## WHAT YOU SHOULD DO
Which lines have the string "huset"? Copy all of them from the entries below.
--- Start of DATA ENTRIES ---
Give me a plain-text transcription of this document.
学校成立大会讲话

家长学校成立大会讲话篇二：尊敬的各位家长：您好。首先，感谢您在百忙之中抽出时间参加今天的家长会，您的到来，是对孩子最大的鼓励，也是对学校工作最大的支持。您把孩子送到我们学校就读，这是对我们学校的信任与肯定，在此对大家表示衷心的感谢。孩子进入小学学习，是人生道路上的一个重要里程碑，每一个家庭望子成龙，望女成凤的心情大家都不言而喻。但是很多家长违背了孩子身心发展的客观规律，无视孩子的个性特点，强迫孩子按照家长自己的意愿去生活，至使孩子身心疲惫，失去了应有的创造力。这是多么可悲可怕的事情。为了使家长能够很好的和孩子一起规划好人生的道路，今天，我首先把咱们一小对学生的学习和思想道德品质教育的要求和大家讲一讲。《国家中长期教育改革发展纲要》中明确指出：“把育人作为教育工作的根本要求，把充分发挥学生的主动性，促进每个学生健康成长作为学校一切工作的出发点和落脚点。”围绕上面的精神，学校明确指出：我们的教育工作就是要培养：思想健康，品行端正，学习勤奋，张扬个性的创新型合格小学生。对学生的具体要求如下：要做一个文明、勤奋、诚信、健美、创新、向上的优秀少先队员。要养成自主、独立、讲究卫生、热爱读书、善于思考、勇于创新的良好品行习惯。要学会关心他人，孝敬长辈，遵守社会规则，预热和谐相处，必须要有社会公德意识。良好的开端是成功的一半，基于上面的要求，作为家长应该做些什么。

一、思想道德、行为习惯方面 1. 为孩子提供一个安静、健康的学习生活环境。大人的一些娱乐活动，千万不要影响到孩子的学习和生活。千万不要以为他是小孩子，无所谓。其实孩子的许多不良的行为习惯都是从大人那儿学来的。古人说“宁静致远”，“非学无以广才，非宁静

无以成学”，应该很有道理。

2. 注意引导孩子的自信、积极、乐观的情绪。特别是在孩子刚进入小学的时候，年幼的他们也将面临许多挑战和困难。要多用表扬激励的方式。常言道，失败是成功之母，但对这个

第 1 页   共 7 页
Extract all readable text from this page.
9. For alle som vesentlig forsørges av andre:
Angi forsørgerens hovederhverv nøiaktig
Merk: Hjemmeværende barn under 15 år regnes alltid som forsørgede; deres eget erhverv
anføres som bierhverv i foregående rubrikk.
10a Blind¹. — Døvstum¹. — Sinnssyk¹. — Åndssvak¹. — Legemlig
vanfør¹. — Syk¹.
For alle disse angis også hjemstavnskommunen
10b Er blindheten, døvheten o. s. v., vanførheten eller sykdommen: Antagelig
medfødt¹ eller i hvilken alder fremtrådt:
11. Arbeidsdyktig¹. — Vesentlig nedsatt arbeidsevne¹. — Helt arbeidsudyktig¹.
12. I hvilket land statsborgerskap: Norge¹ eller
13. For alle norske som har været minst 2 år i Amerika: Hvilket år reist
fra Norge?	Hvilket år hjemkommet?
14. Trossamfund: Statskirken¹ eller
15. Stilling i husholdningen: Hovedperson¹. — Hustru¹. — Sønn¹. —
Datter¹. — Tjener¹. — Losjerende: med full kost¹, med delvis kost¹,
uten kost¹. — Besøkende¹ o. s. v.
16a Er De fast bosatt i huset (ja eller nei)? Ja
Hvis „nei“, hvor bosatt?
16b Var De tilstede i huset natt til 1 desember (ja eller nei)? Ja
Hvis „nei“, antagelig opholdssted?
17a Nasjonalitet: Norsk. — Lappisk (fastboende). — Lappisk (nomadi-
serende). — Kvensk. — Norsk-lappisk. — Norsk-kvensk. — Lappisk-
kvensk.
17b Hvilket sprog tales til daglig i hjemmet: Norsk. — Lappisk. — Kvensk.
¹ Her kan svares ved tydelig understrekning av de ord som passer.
--- End of DATA ENTRIES ---
## EXERCISE RESULT
16a Er De fast bosatt i huset (ja eller nei)? Ja
16b Var De tilstede i huset natt til 1 desember (ja eller nei)? Ja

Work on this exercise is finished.